#### SET PROBLEM
Determine how many lines of the records include "kmeans", and answer with the number alone.

#### EXERCISE INPUTS
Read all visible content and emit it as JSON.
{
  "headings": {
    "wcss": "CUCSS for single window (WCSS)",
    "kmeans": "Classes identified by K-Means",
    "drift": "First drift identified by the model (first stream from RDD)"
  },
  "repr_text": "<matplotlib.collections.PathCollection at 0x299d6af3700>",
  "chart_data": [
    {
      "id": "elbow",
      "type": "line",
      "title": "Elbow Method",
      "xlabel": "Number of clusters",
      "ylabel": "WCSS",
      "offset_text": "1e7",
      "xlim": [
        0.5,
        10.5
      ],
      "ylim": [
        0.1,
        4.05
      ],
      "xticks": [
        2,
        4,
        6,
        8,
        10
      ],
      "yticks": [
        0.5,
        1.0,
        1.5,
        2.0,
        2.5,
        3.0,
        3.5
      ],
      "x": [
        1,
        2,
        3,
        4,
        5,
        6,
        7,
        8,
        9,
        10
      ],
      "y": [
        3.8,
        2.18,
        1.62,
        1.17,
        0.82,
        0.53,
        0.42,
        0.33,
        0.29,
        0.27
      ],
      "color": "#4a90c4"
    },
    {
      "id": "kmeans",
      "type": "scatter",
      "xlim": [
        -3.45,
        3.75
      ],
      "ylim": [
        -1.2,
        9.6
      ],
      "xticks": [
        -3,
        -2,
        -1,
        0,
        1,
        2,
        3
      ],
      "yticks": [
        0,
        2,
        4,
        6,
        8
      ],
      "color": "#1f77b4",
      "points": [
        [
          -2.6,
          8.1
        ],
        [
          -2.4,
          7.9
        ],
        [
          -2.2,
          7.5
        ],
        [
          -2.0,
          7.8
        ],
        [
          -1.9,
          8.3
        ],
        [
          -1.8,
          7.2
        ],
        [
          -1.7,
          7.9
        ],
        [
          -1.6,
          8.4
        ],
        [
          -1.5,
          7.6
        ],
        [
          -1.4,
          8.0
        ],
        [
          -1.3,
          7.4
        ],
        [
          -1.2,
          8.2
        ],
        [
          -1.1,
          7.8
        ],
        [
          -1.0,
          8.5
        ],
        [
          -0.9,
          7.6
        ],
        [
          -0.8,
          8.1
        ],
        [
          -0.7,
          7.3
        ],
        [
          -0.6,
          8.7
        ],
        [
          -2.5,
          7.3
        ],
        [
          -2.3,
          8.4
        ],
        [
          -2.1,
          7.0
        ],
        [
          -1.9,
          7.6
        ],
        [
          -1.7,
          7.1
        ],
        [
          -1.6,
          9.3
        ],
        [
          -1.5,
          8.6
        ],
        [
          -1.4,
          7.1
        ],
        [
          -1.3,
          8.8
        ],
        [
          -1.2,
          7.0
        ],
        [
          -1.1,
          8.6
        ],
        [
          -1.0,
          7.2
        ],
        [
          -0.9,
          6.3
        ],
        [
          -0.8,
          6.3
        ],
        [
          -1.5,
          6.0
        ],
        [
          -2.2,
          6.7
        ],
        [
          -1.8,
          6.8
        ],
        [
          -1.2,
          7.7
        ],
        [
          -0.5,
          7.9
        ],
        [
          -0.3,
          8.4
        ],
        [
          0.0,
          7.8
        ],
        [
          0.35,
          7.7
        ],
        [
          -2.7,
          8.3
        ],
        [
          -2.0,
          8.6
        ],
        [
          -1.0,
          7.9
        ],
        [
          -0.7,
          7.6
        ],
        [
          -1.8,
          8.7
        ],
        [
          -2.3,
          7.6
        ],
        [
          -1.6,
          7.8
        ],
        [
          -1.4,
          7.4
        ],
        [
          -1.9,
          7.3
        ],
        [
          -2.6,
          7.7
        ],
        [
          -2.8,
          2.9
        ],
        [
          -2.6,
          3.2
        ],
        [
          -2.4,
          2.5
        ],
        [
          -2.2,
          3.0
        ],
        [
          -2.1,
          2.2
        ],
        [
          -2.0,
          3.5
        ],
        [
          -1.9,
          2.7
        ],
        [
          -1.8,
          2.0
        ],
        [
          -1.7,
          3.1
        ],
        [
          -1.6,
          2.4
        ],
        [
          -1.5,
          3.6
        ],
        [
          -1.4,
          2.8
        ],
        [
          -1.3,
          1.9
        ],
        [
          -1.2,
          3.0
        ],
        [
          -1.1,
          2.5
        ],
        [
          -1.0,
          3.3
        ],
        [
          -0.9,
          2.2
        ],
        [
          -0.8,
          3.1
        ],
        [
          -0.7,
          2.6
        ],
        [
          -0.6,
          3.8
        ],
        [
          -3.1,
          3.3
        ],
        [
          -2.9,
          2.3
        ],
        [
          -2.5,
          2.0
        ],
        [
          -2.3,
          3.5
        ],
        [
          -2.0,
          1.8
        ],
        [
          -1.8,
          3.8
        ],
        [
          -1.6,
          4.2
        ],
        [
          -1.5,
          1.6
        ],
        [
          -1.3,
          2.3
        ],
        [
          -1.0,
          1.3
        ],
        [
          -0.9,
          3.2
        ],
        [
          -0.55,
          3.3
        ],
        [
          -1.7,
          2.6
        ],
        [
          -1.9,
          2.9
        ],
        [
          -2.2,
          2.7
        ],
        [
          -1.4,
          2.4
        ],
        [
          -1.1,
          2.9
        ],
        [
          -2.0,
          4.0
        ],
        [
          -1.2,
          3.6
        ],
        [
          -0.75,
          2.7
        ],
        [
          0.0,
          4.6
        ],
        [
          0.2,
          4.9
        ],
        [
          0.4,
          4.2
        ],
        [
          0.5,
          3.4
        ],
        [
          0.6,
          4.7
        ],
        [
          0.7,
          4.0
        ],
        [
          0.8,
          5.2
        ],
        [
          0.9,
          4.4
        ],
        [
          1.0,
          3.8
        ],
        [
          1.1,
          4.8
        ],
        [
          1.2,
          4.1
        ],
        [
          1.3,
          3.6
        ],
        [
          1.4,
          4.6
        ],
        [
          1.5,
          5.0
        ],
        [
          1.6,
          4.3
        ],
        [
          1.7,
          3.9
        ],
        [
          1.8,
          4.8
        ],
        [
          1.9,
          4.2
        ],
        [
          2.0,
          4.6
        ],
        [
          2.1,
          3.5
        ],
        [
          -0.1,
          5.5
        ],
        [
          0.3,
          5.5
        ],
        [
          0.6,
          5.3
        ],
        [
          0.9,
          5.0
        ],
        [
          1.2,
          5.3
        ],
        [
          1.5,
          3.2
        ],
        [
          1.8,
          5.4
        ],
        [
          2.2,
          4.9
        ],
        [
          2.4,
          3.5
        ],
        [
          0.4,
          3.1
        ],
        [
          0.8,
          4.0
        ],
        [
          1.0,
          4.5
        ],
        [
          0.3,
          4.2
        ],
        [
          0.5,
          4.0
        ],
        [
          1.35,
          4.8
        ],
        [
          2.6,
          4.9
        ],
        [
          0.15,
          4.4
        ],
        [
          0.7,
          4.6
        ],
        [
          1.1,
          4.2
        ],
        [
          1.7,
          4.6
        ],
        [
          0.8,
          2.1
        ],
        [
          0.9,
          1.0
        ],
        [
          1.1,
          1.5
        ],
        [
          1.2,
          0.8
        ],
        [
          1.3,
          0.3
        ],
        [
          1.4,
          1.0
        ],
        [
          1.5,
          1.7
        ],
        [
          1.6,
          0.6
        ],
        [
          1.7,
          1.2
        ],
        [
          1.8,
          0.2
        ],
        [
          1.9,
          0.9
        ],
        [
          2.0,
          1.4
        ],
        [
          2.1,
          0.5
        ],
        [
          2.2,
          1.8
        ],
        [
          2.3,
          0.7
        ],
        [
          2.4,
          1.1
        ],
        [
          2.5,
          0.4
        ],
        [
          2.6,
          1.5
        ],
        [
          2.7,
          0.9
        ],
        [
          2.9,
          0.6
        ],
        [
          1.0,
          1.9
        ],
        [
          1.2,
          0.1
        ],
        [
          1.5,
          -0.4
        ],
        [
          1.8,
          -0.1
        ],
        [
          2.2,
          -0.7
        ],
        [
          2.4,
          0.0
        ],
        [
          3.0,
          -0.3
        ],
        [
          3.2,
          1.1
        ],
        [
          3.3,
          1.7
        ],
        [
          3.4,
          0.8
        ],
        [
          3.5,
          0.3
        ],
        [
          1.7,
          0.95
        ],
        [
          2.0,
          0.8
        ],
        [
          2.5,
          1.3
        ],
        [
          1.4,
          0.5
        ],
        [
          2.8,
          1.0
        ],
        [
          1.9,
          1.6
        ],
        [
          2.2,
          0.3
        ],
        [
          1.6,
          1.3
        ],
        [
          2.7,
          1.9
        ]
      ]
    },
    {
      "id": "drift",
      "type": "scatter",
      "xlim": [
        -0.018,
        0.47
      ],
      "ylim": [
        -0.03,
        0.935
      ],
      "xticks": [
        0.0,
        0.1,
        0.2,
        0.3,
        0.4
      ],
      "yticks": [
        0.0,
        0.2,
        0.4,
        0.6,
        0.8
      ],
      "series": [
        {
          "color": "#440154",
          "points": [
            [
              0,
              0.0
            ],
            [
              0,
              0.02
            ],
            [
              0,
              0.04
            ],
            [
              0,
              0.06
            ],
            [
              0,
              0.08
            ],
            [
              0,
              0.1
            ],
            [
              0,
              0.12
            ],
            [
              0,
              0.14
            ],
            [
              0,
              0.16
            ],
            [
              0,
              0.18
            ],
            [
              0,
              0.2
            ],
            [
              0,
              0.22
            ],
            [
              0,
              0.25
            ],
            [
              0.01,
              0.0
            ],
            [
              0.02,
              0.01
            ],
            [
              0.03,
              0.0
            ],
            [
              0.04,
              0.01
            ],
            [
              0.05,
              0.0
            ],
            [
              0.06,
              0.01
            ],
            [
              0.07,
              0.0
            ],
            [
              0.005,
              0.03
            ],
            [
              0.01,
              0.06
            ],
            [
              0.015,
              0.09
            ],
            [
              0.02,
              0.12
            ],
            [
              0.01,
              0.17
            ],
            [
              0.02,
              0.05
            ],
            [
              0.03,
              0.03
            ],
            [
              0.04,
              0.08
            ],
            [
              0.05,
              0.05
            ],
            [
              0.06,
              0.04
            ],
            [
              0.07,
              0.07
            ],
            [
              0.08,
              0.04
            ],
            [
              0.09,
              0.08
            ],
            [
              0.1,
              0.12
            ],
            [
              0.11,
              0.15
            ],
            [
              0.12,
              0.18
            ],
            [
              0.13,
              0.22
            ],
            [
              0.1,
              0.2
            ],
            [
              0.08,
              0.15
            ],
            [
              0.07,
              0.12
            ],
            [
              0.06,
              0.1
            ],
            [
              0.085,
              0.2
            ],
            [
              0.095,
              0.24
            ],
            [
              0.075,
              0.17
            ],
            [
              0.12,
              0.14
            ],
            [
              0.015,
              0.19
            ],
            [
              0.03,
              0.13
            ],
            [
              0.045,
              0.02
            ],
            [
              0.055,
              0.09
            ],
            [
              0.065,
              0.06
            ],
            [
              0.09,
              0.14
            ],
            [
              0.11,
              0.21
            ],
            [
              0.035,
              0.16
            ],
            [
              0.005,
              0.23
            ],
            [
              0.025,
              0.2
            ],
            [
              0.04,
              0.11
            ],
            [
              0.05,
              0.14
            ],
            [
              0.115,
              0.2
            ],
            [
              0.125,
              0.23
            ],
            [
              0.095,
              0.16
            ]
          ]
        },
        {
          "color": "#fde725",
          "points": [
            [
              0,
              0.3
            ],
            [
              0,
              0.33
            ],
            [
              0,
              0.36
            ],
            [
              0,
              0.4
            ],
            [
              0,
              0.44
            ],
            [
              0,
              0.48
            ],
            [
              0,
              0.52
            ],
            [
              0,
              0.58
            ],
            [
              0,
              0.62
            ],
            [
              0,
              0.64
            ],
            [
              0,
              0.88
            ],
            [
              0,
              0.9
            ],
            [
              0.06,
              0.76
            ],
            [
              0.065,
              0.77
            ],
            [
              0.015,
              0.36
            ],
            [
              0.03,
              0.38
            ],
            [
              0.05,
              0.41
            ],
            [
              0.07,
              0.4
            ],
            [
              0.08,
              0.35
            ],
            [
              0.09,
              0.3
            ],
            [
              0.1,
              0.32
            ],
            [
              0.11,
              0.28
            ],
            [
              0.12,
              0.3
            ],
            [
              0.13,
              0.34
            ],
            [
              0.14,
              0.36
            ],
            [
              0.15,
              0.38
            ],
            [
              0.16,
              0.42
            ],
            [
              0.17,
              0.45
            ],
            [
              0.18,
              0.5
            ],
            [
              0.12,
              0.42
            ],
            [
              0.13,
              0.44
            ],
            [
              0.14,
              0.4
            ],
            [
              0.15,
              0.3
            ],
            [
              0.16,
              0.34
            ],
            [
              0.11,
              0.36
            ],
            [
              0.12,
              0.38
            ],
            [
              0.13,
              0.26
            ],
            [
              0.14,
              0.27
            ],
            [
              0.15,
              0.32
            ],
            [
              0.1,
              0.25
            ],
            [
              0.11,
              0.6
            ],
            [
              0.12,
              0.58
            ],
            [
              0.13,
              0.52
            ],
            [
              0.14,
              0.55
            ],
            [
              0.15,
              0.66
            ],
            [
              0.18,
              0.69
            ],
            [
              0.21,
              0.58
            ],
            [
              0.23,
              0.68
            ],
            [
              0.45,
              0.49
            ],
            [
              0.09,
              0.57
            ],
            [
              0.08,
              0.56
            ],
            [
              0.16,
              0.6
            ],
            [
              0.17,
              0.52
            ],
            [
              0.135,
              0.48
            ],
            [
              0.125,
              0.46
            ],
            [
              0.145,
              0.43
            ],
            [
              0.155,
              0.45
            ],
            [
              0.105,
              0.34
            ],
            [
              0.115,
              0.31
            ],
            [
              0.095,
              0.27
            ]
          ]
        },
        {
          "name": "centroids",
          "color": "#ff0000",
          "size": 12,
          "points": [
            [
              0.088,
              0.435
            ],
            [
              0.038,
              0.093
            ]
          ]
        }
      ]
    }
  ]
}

#### EXERCISE OUTPUT
2